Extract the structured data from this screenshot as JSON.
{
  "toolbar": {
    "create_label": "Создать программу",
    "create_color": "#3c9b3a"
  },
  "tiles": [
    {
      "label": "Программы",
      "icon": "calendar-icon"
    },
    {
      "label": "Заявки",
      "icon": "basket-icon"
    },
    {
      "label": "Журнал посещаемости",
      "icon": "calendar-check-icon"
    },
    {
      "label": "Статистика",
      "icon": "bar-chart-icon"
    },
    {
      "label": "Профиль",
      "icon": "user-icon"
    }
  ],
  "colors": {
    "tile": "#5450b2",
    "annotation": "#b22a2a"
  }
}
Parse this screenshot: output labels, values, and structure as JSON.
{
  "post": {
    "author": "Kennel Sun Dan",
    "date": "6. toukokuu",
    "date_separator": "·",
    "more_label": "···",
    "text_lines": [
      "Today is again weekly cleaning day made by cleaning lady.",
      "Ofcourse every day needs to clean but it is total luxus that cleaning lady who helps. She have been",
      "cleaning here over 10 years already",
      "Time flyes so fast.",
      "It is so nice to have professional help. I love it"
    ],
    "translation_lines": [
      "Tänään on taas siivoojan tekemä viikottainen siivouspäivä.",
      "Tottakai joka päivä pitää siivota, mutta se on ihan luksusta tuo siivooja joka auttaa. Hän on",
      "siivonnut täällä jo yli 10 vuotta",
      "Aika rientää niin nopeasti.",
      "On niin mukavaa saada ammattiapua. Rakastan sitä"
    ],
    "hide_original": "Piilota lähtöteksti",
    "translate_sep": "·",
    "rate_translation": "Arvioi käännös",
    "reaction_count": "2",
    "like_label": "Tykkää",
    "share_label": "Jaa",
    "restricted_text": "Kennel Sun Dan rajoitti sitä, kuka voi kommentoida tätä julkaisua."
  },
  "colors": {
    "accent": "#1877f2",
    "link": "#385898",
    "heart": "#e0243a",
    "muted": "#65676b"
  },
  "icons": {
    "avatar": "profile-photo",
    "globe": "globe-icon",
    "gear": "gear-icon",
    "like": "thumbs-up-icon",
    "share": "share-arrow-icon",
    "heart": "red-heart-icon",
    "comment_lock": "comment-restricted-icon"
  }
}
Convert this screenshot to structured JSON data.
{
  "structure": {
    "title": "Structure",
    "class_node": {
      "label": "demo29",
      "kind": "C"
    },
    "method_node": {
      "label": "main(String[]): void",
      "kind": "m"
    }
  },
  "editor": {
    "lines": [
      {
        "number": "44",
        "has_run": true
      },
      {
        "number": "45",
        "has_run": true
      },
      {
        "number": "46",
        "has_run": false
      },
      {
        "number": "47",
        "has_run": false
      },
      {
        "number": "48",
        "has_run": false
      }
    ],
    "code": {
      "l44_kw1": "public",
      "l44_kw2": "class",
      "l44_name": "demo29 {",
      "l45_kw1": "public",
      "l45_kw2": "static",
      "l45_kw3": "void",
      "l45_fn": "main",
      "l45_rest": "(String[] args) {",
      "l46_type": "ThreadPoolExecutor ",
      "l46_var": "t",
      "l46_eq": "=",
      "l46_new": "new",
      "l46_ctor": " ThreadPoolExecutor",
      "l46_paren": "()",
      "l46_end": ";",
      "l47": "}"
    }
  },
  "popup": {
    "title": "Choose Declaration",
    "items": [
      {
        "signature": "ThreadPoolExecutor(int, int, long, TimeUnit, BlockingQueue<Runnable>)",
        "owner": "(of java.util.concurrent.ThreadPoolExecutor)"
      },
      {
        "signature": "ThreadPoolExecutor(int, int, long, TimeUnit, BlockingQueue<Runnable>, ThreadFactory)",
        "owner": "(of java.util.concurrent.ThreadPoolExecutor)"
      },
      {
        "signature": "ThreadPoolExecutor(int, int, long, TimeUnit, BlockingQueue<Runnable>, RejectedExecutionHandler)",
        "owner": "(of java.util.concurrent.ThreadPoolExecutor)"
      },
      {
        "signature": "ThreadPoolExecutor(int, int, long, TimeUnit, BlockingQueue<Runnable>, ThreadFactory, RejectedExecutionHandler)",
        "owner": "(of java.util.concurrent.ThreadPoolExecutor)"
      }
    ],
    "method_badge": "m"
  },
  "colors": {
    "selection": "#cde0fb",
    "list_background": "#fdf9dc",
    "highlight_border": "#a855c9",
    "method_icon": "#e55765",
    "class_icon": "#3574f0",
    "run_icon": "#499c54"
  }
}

> _WRITTEN TASK_
Lines of the material that contain the word "sitä" are to be gathered.

> _RESULT OF THIS EXERCISE_
      "On niin mukavaa saada ammattiapua. Rakastan sitä"
    "restricted_text": "Kennel Sun Dan rajoitti sitä, kuka voi kommentoida tätä julkaisua."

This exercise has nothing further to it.